Structured figure records
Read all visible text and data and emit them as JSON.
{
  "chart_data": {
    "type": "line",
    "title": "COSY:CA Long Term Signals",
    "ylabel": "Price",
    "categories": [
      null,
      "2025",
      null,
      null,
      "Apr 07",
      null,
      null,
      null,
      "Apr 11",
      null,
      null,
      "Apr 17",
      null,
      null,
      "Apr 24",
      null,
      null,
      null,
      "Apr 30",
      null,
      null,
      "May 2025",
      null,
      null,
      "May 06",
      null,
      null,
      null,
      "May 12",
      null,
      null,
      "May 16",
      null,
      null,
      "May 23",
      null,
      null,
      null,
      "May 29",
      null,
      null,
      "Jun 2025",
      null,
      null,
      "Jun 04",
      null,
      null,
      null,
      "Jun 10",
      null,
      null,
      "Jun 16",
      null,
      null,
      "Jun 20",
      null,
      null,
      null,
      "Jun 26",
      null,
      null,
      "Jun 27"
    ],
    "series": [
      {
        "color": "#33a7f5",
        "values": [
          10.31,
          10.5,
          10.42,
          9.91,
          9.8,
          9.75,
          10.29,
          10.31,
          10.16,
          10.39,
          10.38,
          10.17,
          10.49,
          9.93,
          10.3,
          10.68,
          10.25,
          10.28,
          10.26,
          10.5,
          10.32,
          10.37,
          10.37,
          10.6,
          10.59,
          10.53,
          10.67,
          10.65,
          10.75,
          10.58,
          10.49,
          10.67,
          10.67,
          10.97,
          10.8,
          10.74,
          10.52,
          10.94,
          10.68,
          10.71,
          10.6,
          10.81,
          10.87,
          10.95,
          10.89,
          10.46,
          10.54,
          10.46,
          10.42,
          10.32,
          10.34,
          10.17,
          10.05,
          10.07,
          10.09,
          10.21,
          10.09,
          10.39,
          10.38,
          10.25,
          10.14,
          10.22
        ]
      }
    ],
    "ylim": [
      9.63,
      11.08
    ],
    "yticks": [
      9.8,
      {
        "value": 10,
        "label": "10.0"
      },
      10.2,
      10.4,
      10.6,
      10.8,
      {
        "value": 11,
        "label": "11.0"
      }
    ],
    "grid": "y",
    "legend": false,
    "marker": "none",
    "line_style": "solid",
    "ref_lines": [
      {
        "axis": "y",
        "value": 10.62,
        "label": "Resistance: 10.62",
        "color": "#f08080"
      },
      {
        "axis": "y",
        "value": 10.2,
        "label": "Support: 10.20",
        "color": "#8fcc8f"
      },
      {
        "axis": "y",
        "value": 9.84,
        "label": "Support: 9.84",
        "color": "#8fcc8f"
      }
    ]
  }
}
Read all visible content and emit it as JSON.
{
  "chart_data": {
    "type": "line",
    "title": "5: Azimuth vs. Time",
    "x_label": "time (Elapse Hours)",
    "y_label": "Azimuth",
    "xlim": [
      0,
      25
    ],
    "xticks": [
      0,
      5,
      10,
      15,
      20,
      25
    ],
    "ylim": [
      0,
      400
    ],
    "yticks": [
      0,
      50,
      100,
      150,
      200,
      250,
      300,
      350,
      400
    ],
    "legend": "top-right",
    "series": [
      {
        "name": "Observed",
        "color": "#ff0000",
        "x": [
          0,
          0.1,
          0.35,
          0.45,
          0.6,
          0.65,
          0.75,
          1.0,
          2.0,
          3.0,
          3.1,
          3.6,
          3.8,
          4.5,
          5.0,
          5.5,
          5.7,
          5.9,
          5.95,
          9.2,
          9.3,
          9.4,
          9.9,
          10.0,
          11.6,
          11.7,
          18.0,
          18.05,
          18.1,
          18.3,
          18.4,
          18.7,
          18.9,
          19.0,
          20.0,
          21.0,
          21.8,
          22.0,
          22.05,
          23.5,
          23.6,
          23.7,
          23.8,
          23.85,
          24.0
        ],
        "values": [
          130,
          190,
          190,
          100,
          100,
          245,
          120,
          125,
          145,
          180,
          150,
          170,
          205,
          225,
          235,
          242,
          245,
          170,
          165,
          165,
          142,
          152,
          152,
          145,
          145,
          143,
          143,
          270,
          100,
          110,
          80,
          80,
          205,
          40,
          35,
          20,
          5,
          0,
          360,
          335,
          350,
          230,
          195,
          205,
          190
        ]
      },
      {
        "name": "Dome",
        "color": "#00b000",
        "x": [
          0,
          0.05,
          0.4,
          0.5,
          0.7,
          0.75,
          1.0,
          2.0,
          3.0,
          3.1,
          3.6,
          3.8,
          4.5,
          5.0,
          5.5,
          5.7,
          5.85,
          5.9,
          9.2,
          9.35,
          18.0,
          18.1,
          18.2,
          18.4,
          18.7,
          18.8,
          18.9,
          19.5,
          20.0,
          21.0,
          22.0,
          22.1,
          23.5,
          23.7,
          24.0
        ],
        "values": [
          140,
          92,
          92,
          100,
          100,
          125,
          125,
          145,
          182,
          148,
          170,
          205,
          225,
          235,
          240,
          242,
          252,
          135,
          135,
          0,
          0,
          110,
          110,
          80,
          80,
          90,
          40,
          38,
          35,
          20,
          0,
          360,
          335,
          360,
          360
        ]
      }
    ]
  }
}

[TASK PROMPT]:
Copy every single line of the material above that holds "color".

[REPLY]:
        "color": "#33a7f5",
        "color": "#f08080"
        "color": "#8fcc8f"
        "color": "#8fcc8f"
        "color": "#ff0000",
        "color": "#00b000",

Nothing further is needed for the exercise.